begin Records for the task
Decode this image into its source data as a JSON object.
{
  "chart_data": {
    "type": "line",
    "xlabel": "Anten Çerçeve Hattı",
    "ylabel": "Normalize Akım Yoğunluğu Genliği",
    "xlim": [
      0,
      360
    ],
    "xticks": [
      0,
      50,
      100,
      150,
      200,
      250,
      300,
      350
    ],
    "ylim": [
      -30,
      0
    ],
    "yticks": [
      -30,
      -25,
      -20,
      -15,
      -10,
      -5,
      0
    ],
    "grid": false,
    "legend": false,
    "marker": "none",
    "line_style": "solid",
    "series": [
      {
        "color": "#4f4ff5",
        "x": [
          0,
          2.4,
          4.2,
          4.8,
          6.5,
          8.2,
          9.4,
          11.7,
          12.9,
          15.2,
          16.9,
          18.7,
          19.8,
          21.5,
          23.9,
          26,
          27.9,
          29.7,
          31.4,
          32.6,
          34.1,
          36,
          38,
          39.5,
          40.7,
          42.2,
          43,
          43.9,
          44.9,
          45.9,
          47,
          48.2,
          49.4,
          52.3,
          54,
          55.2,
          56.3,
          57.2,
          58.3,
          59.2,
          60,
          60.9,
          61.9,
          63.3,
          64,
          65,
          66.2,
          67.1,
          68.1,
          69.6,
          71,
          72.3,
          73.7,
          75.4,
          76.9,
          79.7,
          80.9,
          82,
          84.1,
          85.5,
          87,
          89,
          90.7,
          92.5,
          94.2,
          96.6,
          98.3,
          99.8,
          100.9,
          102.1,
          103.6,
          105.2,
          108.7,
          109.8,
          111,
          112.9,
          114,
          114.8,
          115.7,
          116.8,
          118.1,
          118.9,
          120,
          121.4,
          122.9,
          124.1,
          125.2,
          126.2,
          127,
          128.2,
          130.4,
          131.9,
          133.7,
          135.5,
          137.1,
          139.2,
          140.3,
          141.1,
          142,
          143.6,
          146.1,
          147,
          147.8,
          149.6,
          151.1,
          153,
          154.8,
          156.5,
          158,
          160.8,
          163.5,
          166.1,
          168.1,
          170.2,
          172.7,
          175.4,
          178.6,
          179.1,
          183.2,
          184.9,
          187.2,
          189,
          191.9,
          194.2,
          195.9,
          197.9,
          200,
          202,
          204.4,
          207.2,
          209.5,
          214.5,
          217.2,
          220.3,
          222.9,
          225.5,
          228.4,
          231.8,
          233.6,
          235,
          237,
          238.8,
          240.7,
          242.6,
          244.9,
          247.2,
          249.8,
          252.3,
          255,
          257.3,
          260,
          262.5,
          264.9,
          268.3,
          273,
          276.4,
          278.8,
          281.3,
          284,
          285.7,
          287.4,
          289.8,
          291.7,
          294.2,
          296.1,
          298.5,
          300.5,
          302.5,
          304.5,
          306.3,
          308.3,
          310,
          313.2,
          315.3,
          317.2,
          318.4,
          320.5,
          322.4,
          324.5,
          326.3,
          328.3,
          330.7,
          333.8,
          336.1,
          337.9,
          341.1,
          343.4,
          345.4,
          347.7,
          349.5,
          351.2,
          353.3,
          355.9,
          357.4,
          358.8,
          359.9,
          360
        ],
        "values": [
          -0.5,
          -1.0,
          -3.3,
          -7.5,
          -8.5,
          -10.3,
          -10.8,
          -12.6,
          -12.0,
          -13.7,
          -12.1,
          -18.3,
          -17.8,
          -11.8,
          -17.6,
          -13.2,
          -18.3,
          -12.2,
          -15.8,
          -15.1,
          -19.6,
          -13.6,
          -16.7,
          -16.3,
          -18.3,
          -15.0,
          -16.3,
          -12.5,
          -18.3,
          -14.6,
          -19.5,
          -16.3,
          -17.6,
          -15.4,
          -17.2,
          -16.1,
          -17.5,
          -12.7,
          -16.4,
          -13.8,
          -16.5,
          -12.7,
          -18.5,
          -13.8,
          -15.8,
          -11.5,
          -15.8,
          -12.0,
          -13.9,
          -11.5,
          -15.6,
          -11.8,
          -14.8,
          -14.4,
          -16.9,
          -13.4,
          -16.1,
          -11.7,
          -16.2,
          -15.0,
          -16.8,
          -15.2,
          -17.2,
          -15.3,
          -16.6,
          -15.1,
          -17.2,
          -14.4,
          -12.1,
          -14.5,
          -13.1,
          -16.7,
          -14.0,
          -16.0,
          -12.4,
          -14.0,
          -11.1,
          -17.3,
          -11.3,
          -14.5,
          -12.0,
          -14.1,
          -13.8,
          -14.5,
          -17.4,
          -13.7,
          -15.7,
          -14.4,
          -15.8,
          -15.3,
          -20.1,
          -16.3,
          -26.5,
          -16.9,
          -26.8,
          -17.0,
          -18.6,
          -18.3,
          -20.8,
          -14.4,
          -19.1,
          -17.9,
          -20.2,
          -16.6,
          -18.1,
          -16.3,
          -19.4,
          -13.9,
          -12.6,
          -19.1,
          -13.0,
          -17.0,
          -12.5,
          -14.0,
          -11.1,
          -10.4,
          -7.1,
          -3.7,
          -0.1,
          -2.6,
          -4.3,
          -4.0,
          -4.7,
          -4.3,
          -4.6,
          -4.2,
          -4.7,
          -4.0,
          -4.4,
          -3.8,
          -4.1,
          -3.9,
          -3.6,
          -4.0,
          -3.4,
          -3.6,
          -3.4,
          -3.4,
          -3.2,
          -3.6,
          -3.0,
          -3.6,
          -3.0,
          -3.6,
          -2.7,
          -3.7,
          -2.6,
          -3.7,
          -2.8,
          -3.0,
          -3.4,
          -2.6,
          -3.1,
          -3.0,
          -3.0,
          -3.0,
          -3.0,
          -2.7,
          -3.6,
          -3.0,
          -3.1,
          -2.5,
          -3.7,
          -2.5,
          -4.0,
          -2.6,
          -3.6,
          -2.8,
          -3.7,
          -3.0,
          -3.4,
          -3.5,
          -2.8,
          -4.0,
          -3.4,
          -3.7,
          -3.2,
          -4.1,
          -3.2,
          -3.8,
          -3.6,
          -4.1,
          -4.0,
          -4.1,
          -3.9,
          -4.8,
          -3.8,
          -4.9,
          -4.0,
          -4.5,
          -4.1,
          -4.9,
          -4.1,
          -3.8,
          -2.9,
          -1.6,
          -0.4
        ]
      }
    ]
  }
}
end Records for the task
> [Written request]:
Return the whole listing exactly, with every line included.

> [Exercise output]:
Decode this image into its source data as a JSON object.
{
  "chart_data": {
    "type": "line",
    "xlabel": "Anten Çerçeve Hattı",
    "ylabel": "Normalize Akım Yoğunluğu Genliği",
    "xlim": [
      0,
      360
    ],
    "xticks": [
      0,
      50,
      100,
      150,
      200,
      250,
      300,
      350
    ],
    "ylim": [
      -30,
      0
    ],
    "yticks": [
      -30,
      -25,
      -20,
      -15,
      -10,
      -5,
      0
    ],
    "grid": false,
    "legend": false,
    "marker": "none",
    "line_style": "solid",
    "series": [
      {
        "color": "#4f4ff5",
        "x": [
          0,
          2.4,
          4.2,
          4.8,
          6.5,
          8.2,
          9.4,
          11.7,
          12.9,
          15.2,
          16.9,
          18.7,
          19.8,
          21.5,
          23.9,
          26,
          27.9,
          29.7,
          31.4,
          32.6,
          34.1,
          36,
          38,
          39.5,
          40.7,
          42.2,
          43,
          43.9,
          44.9,
          45.9,
          47,
          48.2,
          49.4,
          52.3,
          54,
          55.2,
          56.3,
          57.2,
          58.3,
          59.2,
          60,
          60.9,
          61.9,
          63.3,
          64,
          65,
          66.2,
          67.1,
          68.1,
          69.6,
          71,
          72.3,
          73.7,
          75.4,
          76.9,
          79.7,
          80.9,
          82,
          84.1,
          85.5,
          87,
          89,
          90.7,
          92.5,
          94.2,
          96.6,
          98.3,
          99.8,
          100.9,
          102.1,
          103.6,
          105.2,
          108.7,
          109.8,
          111,
          112.9,
          114,
          114.8,
          115.7,
          116.8,
          118.1,
          118.9,
          120,
          121.4,
          122.9,
          124.1,
          125.2,
          126.2,
          127,
          128.2,
          130.4,
          131.9,
          133.7,
          135.5,
          137.1,
          139.2,
          140.3,
          141.1,
          142,
          143.6,
          146.1,
          147,
          147.8,
          149.6,
          151.1,
          153,
          154.8,
          156.5,
          158,
          160.8,
          163.5,
          166.1,
          168.1,
          170.2,
          172.7,
          175.4,
          178.6,
          179.1,
          183.2,
          184.9,
          187.2,
          189,
          191.9,
          194.2,
          195.9,
          197.9,
          200,
          202,
          204.4,
          207.2,
          209.5,
          214.5,
          217.2,
          220.3,
          222.9,
          225.5,
          228.4,
          231.8,
          233.6,
          235,
          237,
          238.8,
          240.7,
          242.6,
          244.9,
          247.2,
          249.8,
          252.3,
          255,
          257.3,
          260,
          262.5,
          264.9,
          268.3,
          273,
          276.4,
          278.8,
          281.3,
          284,
          285.7,
          287.4,
          289.8,
          291.7,
          294.2,
          296.1,
          298.5,
          300.5,
          302.5,
          304.5,
          306.3,
          308.3,
          310,
          313.2,
          315.3,
          317.2,
          318.4,
          320.5,
          322.4,
          324.5,
          326.3,
          328.3,
          330.7,
          333.8,
          336.1,
          337.9,
          341.1,
          343.4,
          345.4,
          347.7,
          349.5,
          351.2,
          353.3,
          355.9,
          357.4,
          358.8,
          359.9,
          360
        ],
        "values": [
          -0.5,
          -1.0,
          -3.3,
          -7.5,
          -8.5,
          -10.3,
          -10.8,
          -12.6,
          -12.0,
          -13.7,
          -12.1,
          -18.3,
          -17.8,
          -11.8,
          -17.6,
          -13.2,
          -18.3,
          -12.2,
          -15.8,
          -15.1,
          -19.6,
          -13.6,
          -16.7,
          -16.3,
          -18.3,
          -15.0,
          -16.3,
          -12.5,
          -18.3,
          -14.6,
          -19.5,
          -16.3,
          -17.6,
          -15.4,
          -17.2,
          -16.1,
          -17.5,
          -12.7,
          -16.4,
          -13.8,
          -16.5,
          -12.7,
          -18.5,
          -13.8,
          -15.8,
          -11.5,
          -15.8,
          -12.0,
          -13.9,
          -11.5,
          -15.6,
          -11.8,
          -14.8,
          -14.4,
          -16.9,
          -13.4,
          -16.1,
          -11.7,
          -16.2,
          -15.0,
          -16.8,
          -15.2,
          -17.2,
          -15.3,
          -16.6,
          -15.1,
          -17.2,
          -14.4,
          -12.1,
          -14.5,
          -13.1,
          -16.7,
          -14.0,
          -16.0,
          -12.4,
          -14.0,
          -11.1,
          -17.3,
          -11.3,
          -14.5,
          -12.0,
          -14.1,
          -13.8,
          -14.5,
          -17.4,
          -13.7,
          -15.7,
          -14.4,
          -15.8,
          -15.3,
          -20.1,
          -16.3,
          -26.5,
          -16.9,
          -26.8,
          -17.0,
          -18.6,
          -18.3,
          -20.8,
          -14.4,
          -19.1,
          -17.9,
          -20.2,
          -16.6,
          -18.1,
          -16.3,
          -19.4,
          -13.9,
          -12.6,
          -19.1,
          -13.0,
          -17.0,
          -12.5,
          -14.0,
          -11.1,
          -10.4,
          -7.1,
          -3.7,
          -0.1,
          -2.6,
          -4.3,
          -4.0,
          -4.7,
          -4.3,
          -4.6,
          -4.2,
          -4.7,
          -4.0,
          -4.4,
          -3.8,
          -4.1,
          -3.9,
          -3.6,
          -4.0,
          -3.4,
          -3.6,
          -3.4,
          -3.4,
          -3.2,
          -3.6,
          -3.0,
          -3.6,
          -3.0,
          -3.6,
          -2.7,
          -3.7,
          -2.6,
          -3.7,
          -2.8,
          -3.0,
          -3.4,
          -2.6,
          -3.1,
          -3.0,
          -3.0,
          -3.0,
          -3.0,
          -2.7,
          -3.6,
          -3.0,
          -3.1,
          -2.5,
          -3.7,
          -2.5,
          -4.0,
          -2.6,
          -3.6,
          -2.8,
          -3.7,
          -3.0,
          -3.4,
          -3.5,
          -2.8,
          -4.0,
          -3.4,
          -3.7,
          -3.2,
          -4.1,
          -3.2,
          -3.8,
          -3.6,
          -4.1,
          -4.0,
          -4.1,
          -3.9,
          -4.8,
          -3.8,
          -4.9,
          -4.0,
          -4.5,
          -4.1,
          -4.9,
          -4.1,
          -3.8,
          -2.9,
          -1.6,
          -0.4
        ]
      }
    ]
  }
}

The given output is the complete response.